*EXERCISE PROMPT:* Look through the listing for the word "into". Copy each line that has it.

Figure contents as structured data
□ □ □ □ □

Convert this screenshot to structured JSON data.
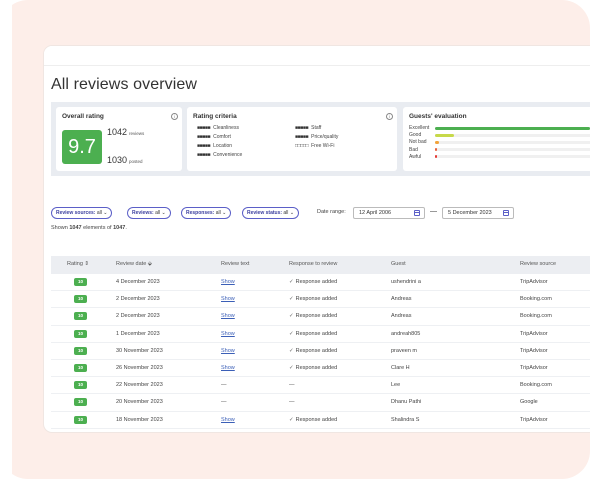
{
  "page": {
    "title": "All reviews overview"
  },
  "overall": {
    "title": "Overall rating",
    "score": "9.7",
    "reviews_count": "1042",
    "reviews_label": "reviews",
    "posted_count": "1030",
    "posted_label": "posted",
    "score_color": "#4caf50"
  },
  "criteria": {
    "title": "Rating criteria",
    "items": [
      {
        "marks": "■■■■■",
        "label": "Cleanliness"
      },
      {
        "marks": "■■■■■",
        "label": "Comfort"
      },
      {
        "marks": "■■■■■",
        "label": "Location"
      },
      {
        "marks": "■■■■■",
        "label": "Convenience"
      },
      {
        "marks": "■■■■■",
        "label": "Staff"
      },
      {
        "marks": "■■■■■",
        "label": "Price/quality"
      },
      {
        "marks": "□□□□□",
        "label": "Free Wi-Fi"
      }
    ]
  },
  "evaluation": {
    "title": "Guests' evaluation",
    "rows": [
      {
        "label": "Excellent",
        "fraction": 0.97,
        "color": "#4caf50"
      },
      {
        "label": "Good",
        "fraction": 0.12,
        "color": "#c7d94a"
      },
      {
        "label": "Not bad",
        "fraction": 0.025,
        "color": "#f2a33a"
      },
      {
        "label": "Bad",
        "fraction": 0.008,
        "color": "#e8603c"
      },
      {
        "label": "Awful",
        "fraction": 0.008,
        "color": "#e53935"
      }
    ]
  },
  "filters": {
    "chips": [
      {
        "name": "Review sources:",
        "value": "all"
      },
      {
        "name": "Reviews:",
        "value": "all"
      },
      {
        "name": "Responses:",
        "value": "all"
      },
      {
        "name": "Review status:",
        "value": "all"
      }
    ],
    "chevron": "⌄",
    "date_range_label": "Date range:",
    "date_from": "12 April 2006",
    "date_to": "5 December 2023",
    "date_separator": "—"
  },
  "shown": {
    "prefix": "Shown",
    "count": "1047",
    "middle": "elements of",
    "total": "1047"
  },
  "table": {
    "headers": {
      "rating": "Rating ⇕",
      "date": "Review date ⬙",
      "text": "Review text",
      "response": "Response to review",
      "guest": "Guest",
      "source": "Review source"
    },
    "rows": [
      {
        "rating": "10",
        "date": "4 December 2023",
        "text": "Show",
        "response": "Response added",
        "guest": "ushendrini a",
        "source": "TripAdvisor"
      },
      {
        "rating": "10",
        "date": "2 December 2023",
        "text": "Show",
        "response": "Response added",
        "guest": "Andreas",
        "source": "Booking.com"
      },
      {
        "rating": "10",
        "date": "2 December 2023",
        "text": "Show",
        "response": "Response added",
        "guest": "Andreas",
        "source": "Booking.com"
      },
      {
        "rating": "10",
        "date": "1 December 2023",
        "text": "Show",
        "response": "Response added",
        "guest": "andreah805",
        "source": "TripAdvisor"
      },
      {
        "rating": "10",
        "date": "30 November 2023",
        "text": "Show",
        "response": "Response added",
        "guest": "praveen m",
        "source": "TripAdvisor"
      },
      {
        "rating": "10",
        "date": "26 November 2023",
        "text": "Show",
        "response": "Response added",
        "guest": "Clare H",
        "source": "TripAdvisor"
      },
      {
        "rating": "10",
        "date": "22 November 2023",
        "text": "—",
        "response": "—",
        "guest": "Lee",
        "source": "Booking.com"
      },
      {
        "rating": "10",
        "date": "20 November 2023",
        "text": "—",
        "response": "—",
        "guest": "Dhanu Pathi",
        "source": "Google"
      },
      {
        "rating": "10",
        "date": "18 November 2023",
        "text": "Show",
        "response": "Response added",
        "guest": "Shalindra S",
        "source": "TripAdvisor"
      }
    ],
    "check_mark": "✓",
    "rating_color": "#4caf50"
  }
}
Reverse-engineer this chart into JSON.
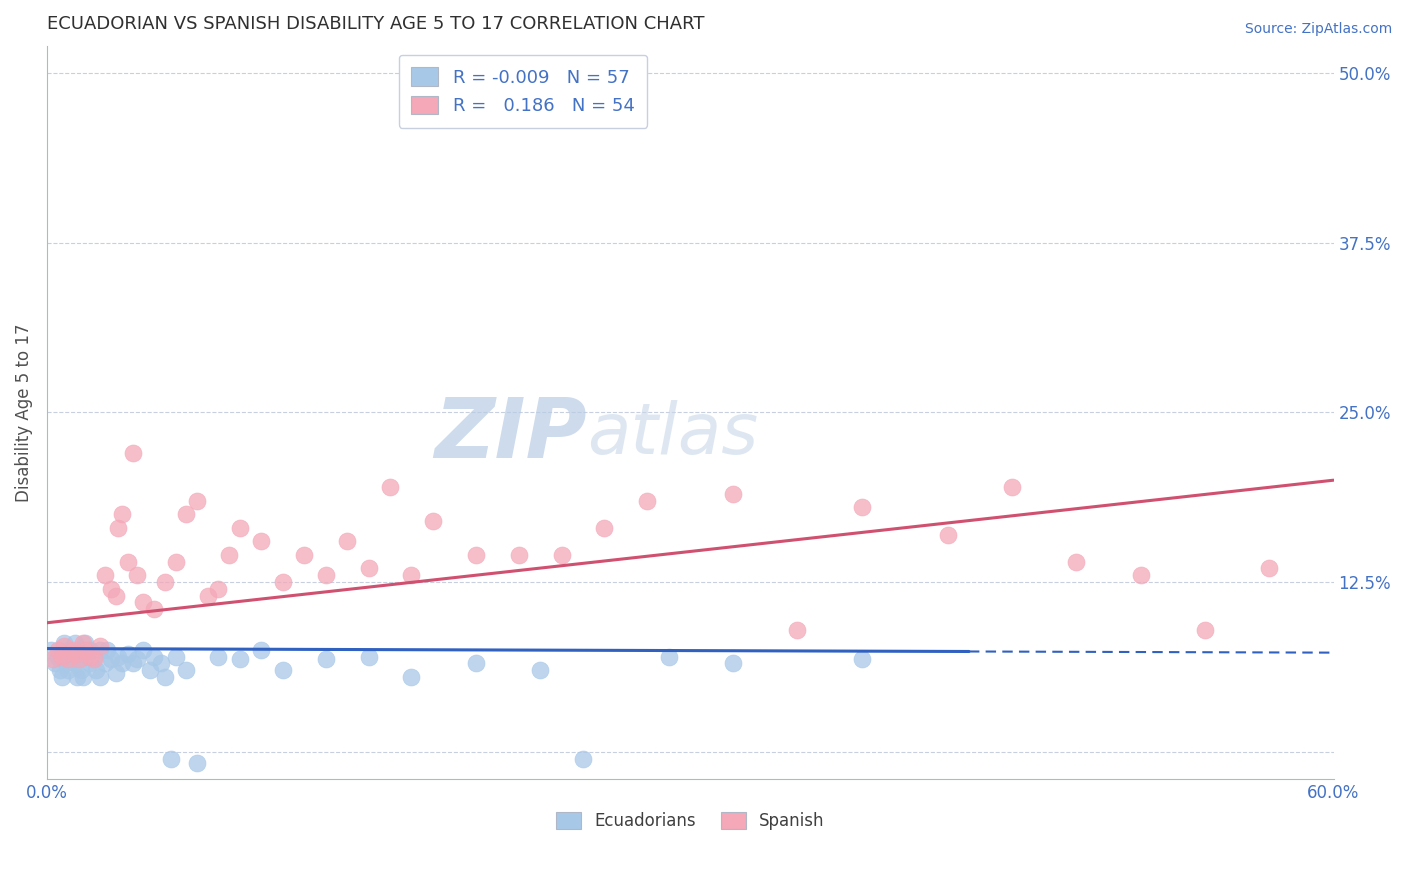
{
  "title": "ECUADORIAN VS SPANISH DISABILITY AGE 5 TO 17 CORRELATION CHART",
  "source": "Source: ZipAtlas.com",
  "ylabel": "Disability Age 5 to 17",
  "xlim": [
    0.0,
    0.6
  ],
  "ylim": [
    -0.02,
    0.52
  ],
  "ydata_lim": [
    0.0,
    0.5
  ],
  "xticks": [
    0.0,
    0.1,
    0.2,
    0.3,
    0.4,
    0.5,
    0.6
  ],
  "xticklabels": [
    "0.0%",
    "",
    "",
    "",
    "",
    "",
    "60.0%"
  ],
  "ytick_positions": [
    0.0,
    0.125,
    0.25,
    0.375,
    0.5
  ],
  "ytick_labels": [
    "",
    "12.5%",
    "25.0%",
    "37.5%",
    "50.0%"
  ],
  "legend_r_ecu": "-0.009",
  "legend_n_ecu": "57",
  "legend_r_spa": "0.186",
  "legend_n_spa": "54",
  "ecu_color": "#a8c8e8",
  "spa_color": "#f4a8b8",
  "ecu_line_color": "#3060c0",
  "spa_line_color": "#d05070",
  "title_color": "#303030",
  "axis_label_color": "#505050",
  "tick_color": "#4472c4",
  "grid_color": "#c8d0e0",
  "background_color": "#ffffff",
  "ecu_scatter_x": [
    0.002,
    0.004,
    0.005,
    0.006,
    0.007,
    0.008,
    0.008,
    0.009,
    0.01,
    0.01,
    0.012,
    0.013,
    0.013,
    0.014,
    0.015,
    0.015,
    0.016,
    0.017,
    0.018,
    0.018,
    0.02,
    0.02,
    0.022,
    0.023,
    0.025,
    0.025,
    0.027,
    0.028,
    0.03,
    0.032,
    0.033,
    0.035,
    0.038,
    0.04,
    0.042,
    0.045,
    0.048,
    0.05,
    0.053,
    0.055,
    0.058,
    0.06,
    0.065,
    0.07,
    0.08,
    0.09,
    0.1,
    0.11,
    0.13,
    0.15,
    0.17,
    0.2,
    0.23,
    0.25,
    0.29,
    0.32,
    0.38
  ],
  "ecu_scatter_y": [
    0.075,
    0.065,
    0.07,
    0.06,
    0.055,
    0.07,
    0.08,
    0.065,
    0.075,
    0.06,
    0.07,
    0.065,
    0.08,
    0.055,
    0.068,
    0.075,
    0.06,
    0.055,
    0.07,
    0.08,
    0.065,
    0.075,
    0.07,
    0.06,
    0.075,
    0.055,
    0.065,
    0.075,
    0.068,
    0.058,
    0.07,
    0.065,
    0.072,
    0.065,
    0.068,
    0.075,
    0.06,
    0.07,
    0.065,
    0.055,
    -0.005,
    0.07,
    0.06,
    -0.008,
    0.07,
    0.068,
    0.075,
    0.06,
    0.068,
    0.07,
    0.055,
    0.065,
    0.06,
    -0.005,
    0.07,
    0.065,
    0.068
  ],
  "spa_scatter_x": [
    0.003,
    0.005,
    0.007,
    0.008,
    0.01,
    0.012,
    0.013,
    0.015,
    0.017,
    0.018,
    0.02,
    0.022,
    0.025,
    0.027,
    0.03,
    0.032,
    0.033,
    0.035,
    0.038,
    0.04,
    0.042,
    0.045,
    0.05,
    0.055,
    0.06,
    0.065,
    0.07,
    0.075,
    0.08,
    0.085,
    0.09,
    0.1,
    0.11,
    0.12,
    0.13,
    0.14,
    0.15,
    0.16,
    0.17,
    0.18,
    0.2,
    0.22,
    0.24,
    0.26,
    0.28,
    0.32,
    0.35,
    0.38,
    0.42,
    0.45,
    0.48,
    0.51,
    0.54,
    0.57
  ],
  "spa_scatter_y": [
    0.068,
    0.075,
    0.07,
    0.078,
    0.068,
    0.075,
    0.072,
    0.068,
    0.08,
    0.075,
    0.07,
    0.068,
    0.078,
    0.13,
    0.12,
    0.115,
    0.165,
    0.175,
    0.14,
    0.22,
    0.13,
    0.11,
    0.105,
    0.125,
    0.14,
    0.175,
    0.185,
    0.115,
    0.12,
    0.145,
    0.165,
    0.155,
    0.125,
    0.145,
    0.13,
    0.155,
    0.135,
    0.195,
    0.13,
    0.17,
    0.145,
    0.145,
    0.145,
    0.165,
    0.185,
    0.19,
    0.09,
    0.18,
    0.16,
    0.195,
    0.14,
    0.13,
    0.09,
    0.135
  ],
  "watermark_text": "ZIPatlas",
  "watermark_color": "#c8d8f0",
  "watermark_fontsize": 60
}
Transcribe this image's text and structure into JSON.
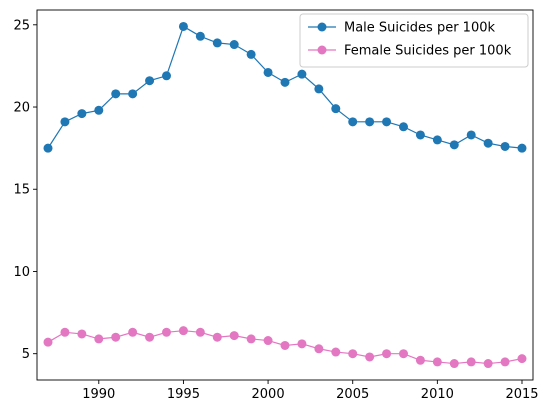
{
  "chart_data": {
    "type": "line",
    "title": "",
    "xlabel": "",
    "ylabel": "",
    "xlim": [
      1986.35,
      2015.65
    ],
    "ylim": [
      3.4,
      25.9
    ],
    "grid": false,
    "legend_position": "top-right",
    "x": [
      1987,
      1988,
      1989,
      1990,
      1991,
      1992,
      1993,
      1994,
      1995,
      1996,
      1997,
      1998,
      1999,
      2000,
      2001,
      2002,
      2003,
      2004,
      2005,
      2006,
      2007,
      2008,
      2009,
      2010,
      2011,
      2012,
      2013,
      2014,
      2015
    ],
    "x_ticks": [
      1990,
      1995,
      2000,
      2005,
      2010,
      2015
    ],
    "x_tick_labels": [
      "1990",
      "1995",
      "2000",
      "2005",
      "2010",
      "2015"
    ],
    "y_ticks": [
      5,
      10,
      15,
      20,
      25
    ],
    "y_tick_labels": [
      "5",
      "10",
      "15",
      "20",
      "25"
    ],
    "series": [
      {
        "name": "Male Suicides per 100k",
        "color": "#1f77b4",
        "values": [
          17.5,
          19.1,
          19.6,
          19.8,
          20.8,
          20.8,
          21.6,
          21.9,
          24.9,
          24.3,
          23.9,
          23.8,
          23.2,
          22.1,
          21.5,
          22.0,
          21.1,
          19.9,
          19.1,
          19.1,
          19.1,
          18.8,
          18.3,
          18.0,
          17.7,
          18.3,
          17.8,
          17.6,
          17.5
        ]
      },
      {
        "name": "Female Suicides per 100k",
        "color": "#e377c2",
        "values": [
          5.7,
          6.3,
          6.2,
          5.9,
          6.0,
          6.3,
          6.0,
          6.3,
          6.4,
          6.3,
          6.0,
          6.1,
          5.9,
          5.8,
          5.5,
          5.6,
          5.3,
          5.1,
          5.0,
          4.8,
          5.0,
          5.0,
          4.6,
          4.5,
          4.4,
          4.5,
          4.4,
          4.5,
          4.7
        ]
      }
    ]
  }
}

□ □ □ □ □

*WRITTEN ANSWER:*
Reverse-engineer this chart into JSON.
Transcribe this image's text and structure into JSON.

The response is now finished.